§ Record set:
◇ ◇ ◇

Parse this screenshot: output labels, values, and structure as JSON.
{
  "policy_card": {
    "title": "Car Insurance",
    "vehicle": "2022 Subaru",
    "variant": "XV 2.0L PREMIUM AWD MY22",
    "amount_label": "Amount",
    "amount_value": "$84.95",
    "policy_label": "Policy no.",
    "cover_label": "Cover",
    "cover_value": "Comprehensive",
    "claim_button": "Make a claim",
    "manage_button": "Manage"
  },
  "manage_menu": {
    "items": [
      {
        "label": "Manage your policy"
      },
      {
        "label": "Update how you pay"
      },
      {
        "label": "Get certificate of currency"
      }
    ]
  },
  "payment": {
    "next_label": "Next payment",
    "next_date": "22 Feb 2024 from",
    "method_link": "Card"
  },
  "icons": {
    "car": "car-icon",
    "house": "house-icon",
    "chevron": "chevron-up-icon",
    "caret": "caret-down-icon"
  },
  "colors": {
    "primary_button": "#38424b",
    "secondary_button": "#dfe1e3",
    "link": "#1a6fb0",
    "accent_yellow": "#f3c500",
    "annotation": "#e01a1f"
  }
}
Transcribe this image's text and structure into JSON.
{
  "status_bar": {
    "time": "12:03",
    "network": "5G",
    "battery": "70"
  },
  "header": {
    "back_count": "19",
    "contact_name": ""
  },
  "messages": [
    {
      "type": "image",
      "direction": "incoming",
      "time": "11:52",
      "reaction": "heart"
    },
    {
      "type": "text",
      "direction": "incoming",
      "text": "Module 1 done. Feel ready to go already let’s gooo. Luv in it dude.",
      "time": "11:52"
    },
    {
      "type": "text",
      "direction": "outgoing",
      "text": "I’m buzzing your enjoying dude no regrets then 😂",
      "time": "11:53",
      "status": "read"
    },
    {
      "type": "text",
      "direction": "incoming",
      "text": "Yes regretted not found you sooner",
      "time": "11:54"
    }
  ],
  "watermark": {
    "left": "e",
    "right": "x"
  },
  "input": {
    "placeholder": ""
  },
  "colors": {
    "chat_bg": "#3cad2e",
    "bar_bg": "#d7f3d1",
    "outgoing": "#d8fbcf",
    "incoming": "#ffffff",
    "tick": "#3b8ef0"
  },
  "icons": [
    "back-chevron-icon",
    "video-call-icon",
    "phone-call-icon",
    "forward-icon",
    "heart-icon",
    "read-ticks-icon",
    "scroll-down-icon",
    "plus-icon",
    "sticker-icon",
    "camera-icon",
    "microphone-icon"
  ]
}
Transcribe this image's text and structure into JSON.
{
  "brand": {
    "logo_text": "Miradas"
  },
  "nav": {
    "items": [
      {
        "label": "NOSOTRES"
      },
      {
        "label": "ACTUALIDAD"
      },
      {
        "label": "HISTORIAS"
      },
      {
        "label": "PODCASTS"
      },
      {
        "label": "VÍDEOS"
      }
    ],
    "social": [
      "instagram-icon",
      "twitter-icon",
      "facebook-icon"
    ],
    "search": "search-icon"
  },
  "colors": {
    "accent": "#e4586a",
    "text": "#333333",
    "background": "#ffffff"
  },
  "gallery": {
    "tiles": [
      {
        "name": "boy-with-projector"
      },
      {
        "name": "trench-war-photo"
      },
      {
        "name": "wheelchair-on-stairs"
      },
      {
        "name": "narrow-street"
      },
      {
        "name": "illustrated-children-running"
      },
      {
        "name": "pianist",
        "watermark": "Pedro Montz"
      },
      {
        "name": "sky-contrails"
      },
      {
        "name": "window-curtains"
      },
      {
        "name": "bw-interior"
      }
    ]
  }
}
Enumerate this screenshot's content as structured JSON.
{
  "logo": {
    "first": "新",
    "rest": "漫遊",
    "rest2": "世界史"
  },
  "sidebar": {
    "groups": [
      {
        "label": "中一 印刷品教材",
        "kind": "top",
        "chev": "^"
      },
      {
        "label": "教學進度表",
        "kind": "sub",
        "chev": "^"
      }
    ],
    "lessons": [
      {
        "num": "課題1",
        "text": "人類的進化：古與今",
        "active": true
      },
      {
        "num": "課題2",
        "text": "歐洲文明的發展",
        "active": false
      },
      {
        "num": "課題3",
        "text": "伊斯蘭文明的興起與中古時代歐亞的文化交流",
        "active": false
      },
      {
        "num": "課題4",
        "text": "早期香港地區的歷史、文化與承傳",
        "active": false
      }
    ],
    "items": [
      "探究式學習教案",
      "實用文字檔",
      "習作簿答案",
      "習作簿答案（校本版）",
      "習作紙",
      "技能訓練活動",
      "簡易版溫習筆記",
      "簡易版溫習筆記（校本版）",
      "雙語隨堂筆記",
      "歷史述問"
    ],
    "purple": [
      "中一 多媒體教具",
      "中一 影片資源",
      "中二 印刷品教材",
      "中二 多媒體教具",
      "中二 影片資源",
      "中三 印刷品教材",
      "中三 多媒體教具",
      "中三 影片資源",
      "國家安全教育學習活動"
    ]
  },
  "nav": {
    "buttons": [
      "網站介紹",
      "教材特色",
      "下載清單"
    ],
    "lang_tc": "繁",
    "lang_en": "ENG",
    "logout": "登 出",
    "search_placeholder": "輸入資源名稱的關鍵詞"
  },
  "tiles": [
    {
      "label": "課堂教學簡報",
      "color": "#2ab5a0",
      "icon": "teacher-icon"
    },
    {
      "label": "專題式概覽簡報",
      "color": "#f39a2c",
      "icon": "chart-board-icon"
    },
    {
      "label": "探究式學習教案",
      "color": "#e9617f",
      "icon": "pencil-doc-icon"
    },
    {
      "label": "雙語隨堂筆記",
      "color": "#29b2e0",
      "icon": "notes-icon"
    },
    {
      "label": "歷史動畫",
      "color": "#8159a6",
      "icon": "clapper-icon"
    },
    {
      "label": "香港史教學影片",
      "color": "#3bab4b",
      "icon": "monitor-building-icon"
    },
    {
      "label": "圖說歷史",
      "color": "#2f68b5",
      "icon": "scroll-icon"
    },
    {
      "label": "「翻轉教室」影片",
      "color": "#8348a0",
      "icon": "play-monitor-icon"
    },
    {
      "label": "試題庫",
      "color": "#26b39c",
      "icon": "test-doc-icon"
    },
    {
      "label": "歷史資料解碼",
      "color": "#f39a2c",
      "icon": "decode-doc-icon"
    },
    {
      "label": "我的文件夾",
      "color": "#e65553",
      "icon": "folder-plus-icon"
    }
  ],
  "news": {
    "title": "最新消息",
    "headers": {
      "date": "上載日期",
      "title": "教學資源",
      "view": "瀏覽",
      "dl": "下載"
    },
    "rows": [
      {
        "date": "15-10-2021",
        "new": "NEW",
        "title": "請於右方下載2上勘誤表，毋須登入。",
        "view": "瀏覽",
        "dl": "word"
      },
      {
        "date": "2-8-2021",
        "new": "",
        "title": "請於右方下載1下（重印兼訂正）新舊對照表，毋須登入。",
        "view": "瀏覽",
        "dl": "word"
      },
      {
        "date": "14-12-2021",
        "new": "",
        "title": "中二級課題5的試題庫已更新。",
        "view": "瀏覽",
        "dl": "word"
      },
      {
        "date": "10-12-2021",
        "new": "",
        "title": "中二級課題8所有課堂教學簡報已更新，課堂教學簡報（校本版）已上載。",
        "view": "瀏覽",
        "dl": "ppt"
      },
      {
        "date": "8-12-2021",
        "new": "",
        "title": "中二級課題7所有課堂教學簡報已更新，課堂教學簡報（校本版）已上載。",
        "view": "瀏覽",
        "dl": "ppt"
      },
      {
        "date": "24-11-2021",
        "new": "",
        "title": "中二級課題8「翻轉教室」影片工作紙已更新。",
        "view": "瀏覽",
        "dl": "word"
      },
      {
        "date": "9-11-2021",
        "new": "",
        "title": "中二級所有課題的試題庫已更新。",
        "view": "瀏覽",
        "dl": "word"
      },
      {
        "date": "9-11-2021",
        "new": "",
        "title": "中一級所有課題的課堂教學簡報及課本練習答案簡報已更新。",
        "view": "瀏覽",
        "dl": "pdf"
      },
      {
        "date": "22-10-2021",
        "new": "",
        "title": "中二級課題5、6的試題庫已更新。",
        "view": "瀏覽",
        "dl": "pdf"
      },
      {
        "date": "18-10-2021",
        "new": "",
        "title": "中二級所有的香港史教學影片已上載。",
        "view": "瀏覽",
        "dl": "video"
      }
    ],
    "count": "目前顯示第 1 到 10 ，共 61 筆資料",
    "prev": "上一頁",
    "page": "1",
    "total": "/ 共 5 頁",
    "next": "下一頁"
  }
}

◇ ◇ ◇

§ What the task asks: Give only the count of lines in which the string "毋須登入" appears.

§ Complete response: 2